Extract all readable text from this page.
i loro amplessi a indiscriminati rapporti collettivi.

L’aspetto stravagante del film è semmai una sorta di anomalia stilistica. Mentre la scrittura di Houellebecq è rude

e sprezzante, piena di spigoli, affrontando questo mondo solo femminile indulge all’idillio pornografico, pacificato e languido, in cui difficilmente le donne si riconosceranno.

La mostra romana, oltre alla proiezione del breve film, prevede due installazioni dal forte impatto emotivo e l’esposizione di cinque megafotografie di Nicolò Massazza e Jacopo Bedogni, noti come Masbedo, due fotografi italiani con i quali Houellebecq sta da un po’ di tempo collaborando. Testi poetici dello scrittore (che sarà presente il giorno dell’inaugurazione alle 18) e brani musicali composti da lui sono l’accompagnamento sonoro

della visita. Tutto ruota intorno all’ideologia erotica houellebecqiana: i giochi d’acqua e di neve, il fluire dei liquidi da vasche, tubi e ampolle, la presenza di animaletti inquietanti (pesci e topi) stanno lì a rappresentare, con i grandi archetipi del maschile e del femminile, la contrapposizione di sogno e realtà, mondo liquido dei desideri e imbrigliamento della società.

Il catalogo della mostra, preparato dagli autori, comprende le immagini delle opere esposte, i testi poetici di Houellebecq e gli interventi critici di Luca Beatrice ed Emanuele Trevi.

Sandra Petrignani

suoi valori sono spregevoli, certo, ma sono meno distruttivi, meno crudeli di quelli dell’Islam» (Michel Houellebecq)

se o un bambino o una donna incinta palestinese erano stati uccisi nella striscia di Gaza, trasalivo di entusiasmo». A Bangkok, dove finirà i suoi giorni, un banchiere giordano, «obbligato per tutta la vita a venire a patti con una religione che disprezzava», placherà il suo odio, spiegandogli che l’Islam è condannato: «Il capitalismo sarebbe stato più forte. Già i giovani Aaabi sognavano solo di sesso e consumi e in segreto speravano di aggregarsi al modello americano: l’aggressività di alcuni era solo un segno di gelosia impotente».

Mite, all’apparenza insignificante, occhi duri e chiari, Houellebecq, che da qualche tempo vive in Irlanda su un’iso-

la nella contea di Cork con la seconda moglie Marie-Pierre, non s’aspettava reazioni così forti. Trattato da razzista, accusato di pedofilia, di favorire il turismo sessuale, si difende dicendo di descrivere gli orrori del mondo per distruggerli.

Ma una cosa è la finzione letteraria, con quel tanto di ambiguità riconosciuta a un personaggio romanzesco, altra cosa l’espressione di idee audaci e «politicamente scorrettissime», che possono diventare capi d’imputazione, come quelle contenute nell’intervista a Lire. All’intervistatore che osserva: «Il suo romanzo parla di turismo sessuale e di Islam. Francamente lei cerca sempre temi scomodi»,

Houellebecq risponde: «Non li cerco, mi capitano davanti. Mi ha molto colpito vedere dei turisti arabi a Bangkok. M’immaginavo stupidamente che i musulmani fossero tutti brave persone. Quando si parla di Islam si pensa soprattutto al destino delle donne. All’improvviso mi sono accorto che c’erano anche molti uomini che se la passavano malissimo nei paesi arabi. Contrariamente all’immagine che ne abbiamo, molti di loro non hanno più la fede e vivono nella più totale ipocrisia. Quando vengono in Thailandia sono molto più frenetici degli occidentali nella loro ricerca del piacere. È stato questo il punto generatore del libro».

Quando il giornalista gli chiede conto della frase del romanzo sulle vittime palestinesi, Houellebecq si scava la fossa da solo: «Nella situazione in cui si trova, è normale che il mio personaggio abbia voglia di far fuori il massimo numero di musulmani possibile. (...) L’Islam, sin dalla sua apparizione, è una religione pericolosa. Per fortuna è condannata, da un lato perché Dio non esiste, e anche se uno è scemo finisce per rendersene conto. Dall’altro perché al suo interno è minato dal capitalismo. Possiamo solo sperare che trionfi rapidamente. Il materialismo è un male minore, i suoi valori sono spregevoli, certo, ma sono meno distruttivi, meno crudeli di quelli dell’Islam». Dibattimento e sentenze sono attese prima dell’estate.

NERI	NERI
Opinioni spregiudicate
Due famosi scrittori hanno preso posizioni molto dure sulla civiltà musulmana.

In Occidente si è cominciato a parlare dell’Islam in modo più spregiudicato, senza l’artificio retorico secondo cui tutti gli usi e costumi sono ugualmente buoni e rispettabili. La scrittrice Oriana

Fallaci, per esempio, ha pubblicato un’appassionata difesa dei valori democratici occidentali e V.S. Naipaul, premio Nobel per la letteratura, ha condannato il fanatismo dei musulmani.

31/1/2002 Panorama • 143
——————————
List the lines of the entries that include "quelli".

» Solution for this task
suoi valori sono spregevoli, certo, ma sono meno distruttivi, meno crudeli di quelli dell’Islam» (Michel Houellebecq)
Quando il giornalista gli chiede conto della frase del romanzo sulle vittime palestinesi, Houellebecq si scava la fossa da solo: «Nella situazione in cui si trova, è normale che il mio personaggio abbia voglia di far fuori il massimo numero di musulmani possibile. (...) L’Islam, sin dalla sua apparizione, è una religione pericolosa. Per fortuna è condannata, da un lato perché Dio non esiste, e anche se uno è scemo finisce per rendersene conto. Dall’altro perché al suo interno è minato dal capitalismo. Possiamo solo sperare che trionfi rapidamente. Il materialismo è un male minore, i suoi valori sono spregevoli, certo, ma sono meno distruttivi, meno crudeli di quelli dell’Islam». Dibattimento e sentenze sono attese prima dell’estate.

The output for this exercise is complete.